» RECORDED INFORMATION:
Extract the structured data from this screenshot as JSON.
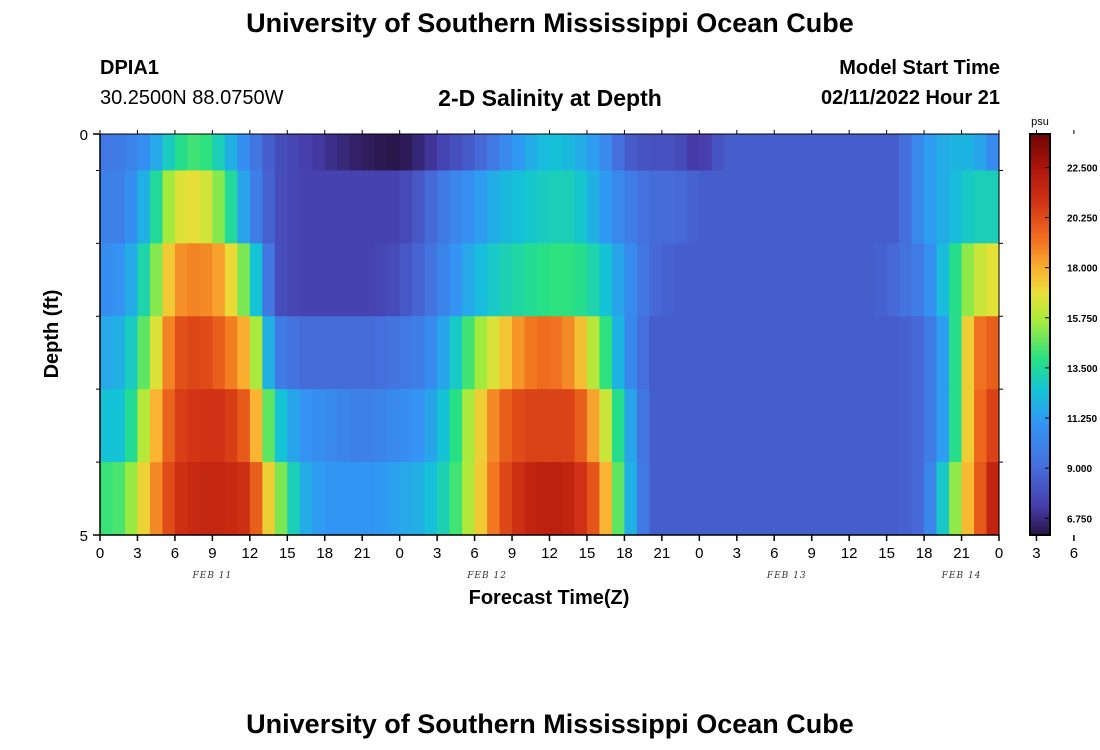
{
  "header": {
    "title": "University of Southern Mississippi Ocean Cube",
    "station": "DPIA1",
    "coords": "30.2500N  88.0750W",
    "plot_title": "2-D Salinity at Depth",
    "model_label": "Model Start Time",
    "model_time": "02/11/2022 Hour 21"
  },
  "footer": {
    "title": "University of Southern Mississippi Ocean Cube"
  },
  "colorbar": {
    "unit": "psu",
    "labels": [
      "22.500",
      "20.250",
      "18.000",
      "15.750",
      "13.500",
      "11.250",
      "9.000",
      "6.750"
    ],
    "values": [
      22.5,
      20.25,
      18.0,
      15.75,
      13.5,
      11.25,
      9.0,
      6.75
    ],
    "range": [
      6.0,
      24.0
    ]
  },
  "chart_data": {
    "type": "heatmap",
    "title": "2-D Salinity at Depth",
    "xlabel": "Forecast Time(Z)",
    "ylabel": "Depth (ft)",
    "x_hours": [
      0,
      72
    ],
    "y_range": [
      0,
      5
    ],
    "y_ticks": [
      0,
      5
    ],
    "x_tick_labels": [
      "0",
      "3",
      "6",
      "9",
      "12",
      "15",
      "18",
      "21",
      "0",
      "3",
      "6",
      "9",
      "12",
      "15",
      "18",
      "21",
      "0",
      "3",
      "6",
      "9",
      "12",
      "15",
      "18",
      "21",
      "0",
      "3",
      "6"
    ],
    "date_labels": [
      {
        "text": "FEB 11",
        "hour": 9
      },
      {
        "text": "FEB 12",
        "hour": 31
      },
      {
        "text": "FEB 13",
        "hour": 55
      },
      {
        "text": "FEB 14",
        "hour": 69
      }
    ],
    "units": "psu",
    "time_keys": [
      0,
      2,
      4,
      6,
      8,
      10,
      12,
      14,
      16,
      18,
      20,
      22,
      24,
      26,
      28,
      30,
      32,
      34,
      36,
      38,
      40,
      42,
      44,
      46,
      48,
      50,
      52,
      54,
      56,
      58,
      60,
      62,
      64,
      66,
      68,
      70,
      72
    ],
    "layers": [
      [
        9.5,
        9.8,
        11,
        13.5,
        14.5,
        12.5,
        10,
        8,
        7.5,
        7,
        6.5,
        6.2,
        6,
        6.8,
        7.8,
        8.5,
        10,
        11.5,
        12.5,
        12,
        11,
        8.5,
        8,
        8,
        7,
        8.5,
        8.5,
        8.5,
        8.5,
        8.5,
        8.5,
        8.5,
        8.5,
        11,
        12,
        12,
        10
      ],
      [
        10,
        10,
        12.5,
        16.5,
        17,
        14.5,
        10.5,
        8,
        7.5,
        7.5,
        7.5,
        7.5,
        7.5,
        8.5,
        10,
        11,
        12,
        12.5,
        13,
        13,
        11.5,
        10,
        9,
        9,
        8.5,
        8.5,
        8.5,
        8.5,
        8.5,
        8.5,
        8.5,
        8.5,
        8.5,
        11,
        12,
        13,
        13
      ],
      [
        10.5,
        11,
        14,
        18.5,
        19,
        18,
        14,
        8,
        7.5,
        7.5,
        7.5,
        7.5,
        8,
        9,
        10.5,
        12,
        13,
        13.5,
        14,
        14,
        13,
        11,
        9,
        8.5,
        8.5,
        8.5,
        8.5,
        8.5,
        8.5,
        8.5,
        8.5,
        8.5,
        9,
        10,
        13,
        16,
        17
      ],
      [
        11.5,
        12,
        15.5,
        20,
        20.5,
        19.5,
        17.5,
        10,
        9,
        9,
        9,
        9,
        9.5,
        10,
        12,
        15,
        17,
        19,
        19.5,
        18.5,
        15,
        11,
        8.5,
        8.5,
        8.5,
        8.5,
        8.5,
        8.5,
        8.5,
        8.5,
        8.5,
        8.5,
        8.5,
        9,
        12,
        19,
        20
      ],
      [
        12.5,
        12.5,
        17,
        20.5,
        21,
        21,
        19.5,
        13,
        11,
        10.5,
        10,
        10,
        10.5,
        11,
        13,
        16.5,
        19.5,
        20.5,
        20.5,
        20.5,
        17.5,
        12.5,
        8.5,
        8.5,
        8.5,
        8.5,
        8.5,
        8.5,
        8.5,
        8.5,
        8.5,
        8.5,
        8.5,
        9,
        12,
        19,
        21
      ],
      [
        14,
        14.5,
        18,
        21,
        21.5,
        21.5,
        21,
        16,
        12,
        11,
        11,
        11,
        11.5,
        12,
        13.5,
        16.5,
        20,
        21.5,
        22,
        21.5,
        19.5,
        13,
        8.5,
        8.5,
        8.5,
        8.5,
        8.5,
        8.5,
        8.5,
        8.5,
        8.5,
        8.5,
        8.5,
        9,
        14,
        19,
        22.5
      ]
    ]
  }
}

» WHAT YOU NEED TO DO: Leave out the pictures and output every record above precisely as given.

» TASK ANSWER:
Extract the structured data from this screenshot as JSON.
{
  "header": {
    "title": "University of Southern Mississippi Ocean Cube",
    "station": "DPIA1",
    "coords": "30.2500N  88.0750W",
    "plot_title": "2-D Salinity at Depth",
    "model_label": "Model Start Time",
    "model_time": "02/11/2022 Hour 21"
  },
  "footer": {
    "title": "University of Southern Mississippi Ocean Cube"
  },
  "colorbar": {
    "unit": "psu",
    "labels": [
      "22.500",
      "20.250",
      "18.000",
      "15.750",
      "13.500",
      "11.250",
      "9.000",
      "6.750"
    ],
    "values": [
      22.5,
      20.25,
      18.0,
      15.75,
      13.5,
      11.25,
      9.0,
      6.75
    ],
    "range": [
      6.0,
      24.0
    ]
  },
  "chart_data": {
    "type": "heatmap",
    "title": "2-D Salinity at Depth",
    "xlabel": "Forecast Time(Z)",
    "ylabel": "Depth (ft)",
    "x_hours": [
      0,
      72
    ],
    "y_range": [
      0,
      5
    ],
    "y_ticks": [
      0,
      5
    ],
    "x_tick_labels": [
      "0",
      "3",
      "6",
      "9",
      "12",
      "15",
      "18",
      "21",
      "0",
      "3",
      "6",
      "9",
      "12",
      "15",
      "18",
      "21",
      "0",
      "3",
      "6",
      "9",
      "12",
      "15",
      "18",
      "21",
      "0",
      "3",
      "6"
    ],
    "date_labels": [
      {
        "text": "FEB 11",
        "hour": 9
      },
      {
        "text": "FEB 12",
        "hour": 31
      },
      {
        "text": "FEB 13",
        "hour": 55
      },
      {
        "text": "FEB 14",
        "hour": 69
      }
    ],
    "units": "psu",
    "time_keys": [
      0,
      2,
      4,
      6,
      8,
      10,
      12,
      14,
      16,
      18,
      20,
      22,
      24,
      26,
      28,
      30,
      32,
      34,
      36,
      38,
      40,
      42,
      44,
      46,
      48,
      50,
      52,
      54,
      56,
      58,
      60,
      62,
      64,
      66,
      68,
      70,
      72
    ],
    "layers": [
      [
        9.5,
        9.8,
        11,
        13.5,
        14.5,
        12.5,
        10,
        8,
        7.5,
        7,
        6.5,
        6.2,
        6,
        6.8,
        7.8,
        8.5,
        10,
        11.5,
        12.5,
        12,
        11,
        8.5,
        8,
        8,
        7,
        8.5,
        8.5,
        8.5,
        8.5,
        8.5,
        8.5,
        8.5,
        8.5,
        11,
        12,
        12,
        10
      ],
      [
        10,
        10,
        12.5,
        16.5,
        17,
        14.5,
        10.5,
        8,
        7.5,
        7.5,
        7.5,
        7.5,
        7.5,
        8.5,
        10,
        11,
        12,
        12.5,
        13,
        13,
        11.5,
        10,
        9,
        9,
        8.5,
        8.5,
        8.5,
        8.5,
        8.5,
        8.5,
        8.5,
        8.5,
        8.5,
        11,
        12,
        13,
        13
      ],
      [
        10.5,
        11,
        14,
        18.5,
        19,
        18,
        14,
        8,
        7.5,
        7.5,
        7.5,
        7.5,
        8,
        9,
        10.5,
        12,
        13,
        13.5,
        14,
        14,
        13,
        11,
        9,
        8.5,
        8.5,
        8.5,
        8.5,
        8.5,
        8.5,
        8.5,
        8.5,
        8.5,
        9,
        10,
        13,
        16,
        17
      ],
      [
        11.5,
        12,
        15.5,
        20,
        20.5,
        19.5,
        17.5,
        10,
        9,
        9,
        9,
        9,
        9.5,
        10,
        12,
        15,
        17,
        19,
        19.5,
        18.5,
        15,
        11,
        8.5,
        8.5,
        8.5,
        8.5,
        8.5,
        8.5,
        8.5,
        8.5,
        8.5,
        8.5,
        8.5,
        9,
        12,
        19,
        20
      ],
      [
        12.5,
        12.5,
        17,
        20.5,
        21,
        21,
        19.5,
        13,
        11,
        10.5,
        10,
        10,
        10.5,
        11,
        13,
        16.5,
        19.5,
        20.5,
        20.5,
        20.5,
        17.5,
        12.5,
        8.5,
        8.5,
        8.5,
        8.5,
        8.5,
        8.5,
        8.5,
        8.5,
        8.5,
        8.5,
        8.5,
        9,
        12,
        19,
        21
      ],
      [
        14,
        14.5,
        18,
        21,
        21.5,
        21.5,
        21,
        16,
        12,
        11,
        11,
        11,
        11.5,
        12,
        13.5,
        16.5,
        20,
        21.5,
        22,
        21.5,
        19.5,
        13,
        8.5,
        8.5,
        8.5,
        8.5,
        8.5,
        8.5,
        8.5,
        8.5,
        8.5,
        8.5,
        8.5,
        9,
        14,
        19,
        22.5
      ]
    ]
  }
}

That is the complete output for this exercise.